▸ **Task goal**: The records that follow should be retyped word for word.

▸ **Records for the exercise**:
+++

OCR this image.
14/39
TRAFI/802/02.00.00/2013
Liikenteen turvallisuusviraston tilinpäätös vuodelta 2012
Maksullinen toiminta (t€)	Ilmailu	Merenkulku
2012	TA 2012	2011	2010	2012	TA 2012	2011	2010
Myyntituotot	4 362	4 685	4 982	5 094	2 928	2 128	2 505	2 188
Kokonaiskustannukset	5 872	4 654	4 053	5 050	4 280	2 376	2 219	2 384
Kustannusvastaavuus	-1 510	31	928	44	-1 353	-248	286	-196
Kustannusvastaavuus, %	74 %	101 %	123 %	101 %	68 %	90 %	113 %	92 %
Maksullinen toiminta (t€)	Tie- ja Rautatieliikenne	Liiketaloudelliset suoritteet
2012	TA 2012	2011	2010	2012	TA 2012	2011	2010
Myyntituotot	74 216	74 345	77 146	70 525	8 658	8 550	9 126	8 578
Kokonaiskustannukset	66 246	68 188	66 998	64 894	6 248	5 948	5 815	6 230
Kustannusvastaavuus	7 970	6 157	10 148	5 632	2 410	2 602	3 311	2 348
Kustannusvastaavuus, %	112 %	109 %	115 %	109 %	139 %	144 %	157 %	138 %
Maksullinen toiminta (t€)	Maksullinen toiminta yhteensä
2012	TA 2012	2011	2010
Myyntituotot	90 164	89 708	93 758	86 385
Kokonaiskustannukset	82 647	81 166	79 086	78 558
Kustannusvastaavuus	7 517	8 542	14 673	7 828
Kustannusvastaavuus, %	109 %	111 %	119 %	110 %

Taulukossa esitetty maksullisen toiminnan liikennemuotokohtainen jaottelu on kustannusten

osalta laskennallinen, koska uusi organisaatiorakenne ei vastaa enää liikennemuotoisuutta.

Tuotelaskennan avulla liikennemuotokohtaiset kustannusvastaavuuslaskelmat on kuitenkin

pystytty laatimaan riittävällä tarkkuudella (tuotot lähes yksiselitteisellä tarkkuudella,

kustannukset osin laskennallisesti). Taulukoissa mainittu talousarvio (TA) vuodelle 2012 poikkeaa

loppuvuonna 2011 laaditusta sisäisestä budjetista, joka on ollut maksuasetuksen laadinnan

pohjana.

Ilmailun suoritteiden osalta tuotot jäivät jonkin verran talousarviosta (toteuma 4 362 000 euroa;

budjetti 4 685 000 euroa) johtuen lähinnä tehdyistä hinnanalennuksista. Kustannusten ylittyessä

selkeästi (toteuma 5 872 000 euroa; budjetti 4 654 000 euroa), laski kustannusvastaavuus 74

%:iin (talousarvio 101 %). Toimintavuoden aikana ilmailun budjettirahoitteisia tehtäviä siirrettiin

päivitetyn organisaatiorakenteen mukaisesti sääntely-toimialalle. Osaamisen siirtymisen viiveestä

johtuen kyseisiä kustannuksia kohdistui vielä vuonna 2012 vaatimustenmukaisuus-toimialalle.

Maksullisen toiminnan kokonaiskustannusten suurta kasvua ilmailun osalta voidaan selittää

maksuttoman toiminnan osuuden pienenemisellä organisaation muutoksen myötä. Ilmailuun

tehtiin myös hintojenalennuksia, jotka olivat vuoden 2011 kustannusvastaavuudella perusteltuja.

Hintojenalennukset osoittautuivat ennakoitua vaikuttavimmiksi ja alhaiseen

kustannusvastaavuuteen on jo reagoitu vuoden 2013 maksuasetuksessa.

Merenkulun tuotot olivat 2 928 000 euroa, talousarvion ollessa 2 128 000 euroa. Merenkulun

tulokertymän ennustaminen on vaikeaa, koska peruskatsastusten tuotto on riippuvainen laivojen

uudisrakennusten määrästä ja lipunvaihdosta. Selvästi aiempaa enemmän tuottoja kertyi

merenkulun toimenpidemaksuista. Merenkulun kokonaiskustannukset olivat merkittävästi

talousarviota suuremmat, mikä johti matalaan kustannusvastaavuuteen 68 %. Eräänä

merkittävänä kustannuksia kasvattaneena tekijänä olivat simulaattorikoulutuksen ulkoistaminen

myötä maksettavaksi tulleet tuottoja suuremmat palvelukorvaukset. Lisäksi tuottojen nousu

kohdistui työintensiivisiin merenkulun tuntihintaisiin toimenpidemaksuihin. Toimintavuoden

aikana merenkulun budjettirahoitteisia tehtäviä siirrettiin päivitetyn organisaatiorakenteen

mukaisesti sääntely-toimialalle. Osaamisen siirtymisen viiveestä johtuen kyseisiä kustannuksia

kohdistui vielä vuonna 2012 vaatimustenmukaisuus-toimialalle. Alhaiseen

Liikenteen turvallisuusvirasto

+++

▸ **Task answer**:
OCR this image.
14/39
TRAFI/802/02.00.00/2013
Liikenteen turvallisuusviraston tilinpäätös vuodelta 2012
Maksullinen toiminta (t€)	Ilmailu	Merenkulku
2012	TA 2012	2011	2010	2012	TA 2012	2011	2010
Myyntituotot	4 362	4 685	4 982	5 094	2 928	2 128	2 505	2 188
Kokonaiskustannukset	5 872	4 654	4 053	5 050	4 280	2 376	2 219	2 384
Kustannusvastaavuus	-1 510	31	928	44	-1 353	-248	286	-196
Kustannusvastaavuus, %	74 %	101 %	123 %	101 %	68 %	90 %	113 %	92 %
Maksullinen toiminta (t€)	Tie- ja Rautatieliikenne	Liiketaloudelliset suoritteet
2012	TA 2012	2011	2010	2012	TA 2012	2011	2010
Myyntituotot	74 216	74 345	77 146	70 525	8 658	8 550	9 126	8 578
Kokonaiskustannukset	66 246	68 188	66 998	64 894	6 248	5 948	5 815	6 230
Kustannusvastaavuus	7 970	6 157	10 148	5 632	2 410	2 602	3 311	2 348
Kustannusvastaavuus, %	112 %	109 %	115 %	109 %	139 %	144 %	157 %	138 %
Maksullinen toiminta (t€)	Maksullinen toiminta yhteensä
2012	TA 2012	2011	2010
Myyntituotot	90 164	89 708	93 758	86 385
Kokonaiskustannukset	82 647	81 166	79 086	78 558
Kustannusvastaavuus	7 517	8 542	14 673	7 828
Kustannusvastaavuus, %	109 %	111 %	119 %	110 %

Taulukossa esitetty maksullisen toiminnan liikennemuotokohtainen jaottelu on kustannusten

osalta laskennallinen, koska uusi organisaatiorakenne ei vastaa enää liikennemuotoisuutta.

Tuotelaskennan avulla liikennemuotokohtaiset kustannusvastaavuuslaskelmat on kuitenkin

pystytty laatimaan riittävällä tarkkuudella (tuotot lähes yksiselitteisellä tarkkuudella,

kustannukset osin laskennallisesti). Taulukoissa mainittu talousarvio (TA) vuodelle 2012 poikkeaa

loppuvuonna 2011 laaditusta sisäisestä budjetista, joka on ollut maksuasetuksen laadinnan

pohjana.

Ilmailun suoritteiden osalta tuotot jäivät jonkin verran talousarviosta (toteuma 4 362 000 euroa;

budjetti 4 685 000 euroa) johtuen lähinnä tehdyistä hinnanalennuksista. Kustannusten ylittyessä

selkeästi (toteuma 5 872 000 euroa; budjetti 4 654 000 euroa), laski kustannusvastaavuus 74

%:iin (talousarvio 101 %). Toimintavuoden aikana ilmailun budjettirahoitteisia tehtäviä siirrettiin

päivitetyn organisaatiorakenteen mukaisesti sääntely-toimialalle. Osaamisen siirtymisen viiveestä

johtuen kyseisiä kustannuksia kohdistui vielä vuonna 2012 vaatimustenmukaisuus-toimialalle.

Maksullisen toiminnan kokonaiskustannusten suurta kasvua ilmailun osalta voidaan selittää

maksuttoman toiminnan osuuden pienenemisellä organisaation muutoksen myötä. Ilmailuun

tehtiin myös hintojenalennuksia, jotka olivat vuoden 2011 kustannusvastaavuudella perusteltuja.

Hintojenalennukset osoittautuivat ennakoitua vaikuttavimmiksi ja alhaiseen

kustannusvastaavuuteen on jo reagoitu vuoden 2013 maksuasetuksessa.

Merenkulun tuotot olivat 2 928 000 euroa, talousarvion ollessa 2 128 000 euroa. Merenkulun

tulokertymän ennustaminen on vaikeaa, koska peruskatsastusten tuotto on riippuvainen laivojen

uudisrakennusten määrästä ja lipunvaihdosta. Selvästi aiempaa enemmän tuottoja kertyi

merenkulun toimenpidemaksuista. Merenkulun kokonaiskustannukset olivat merkittävästi

talousarviota suuremmat, mikä johti matalaan kustannusvastaavuuteen 68 %. Eräänä

merkittävänä kustannuksia kasvattaneena tekijänä olivat simulaattorikoulutuksen ulkoistaminen

myötä maksettavaksi tulleet tuottoja suuremmat palvelukorvaukset. Lisäksi tuottojen nousu

kohdistui työintensiivisiin merenkulun tuntihintaisiin toimenpidemaksuihin. Toimintavuoden

aikana merenkulun budjettirahoitteisia tehtäviä siirrettiin päivitetyn organisaatiorakenteen

mukaisesti sääntely-toimialalle. Osaamisen siirtymisen viiveestä johtuen kyseisiä kustannuksia

kohdistui vielä vuonna 2012 vaatimustenmukaisuus-toimialalle. Alhaiseen

Liikenteen turvallisuusvirasto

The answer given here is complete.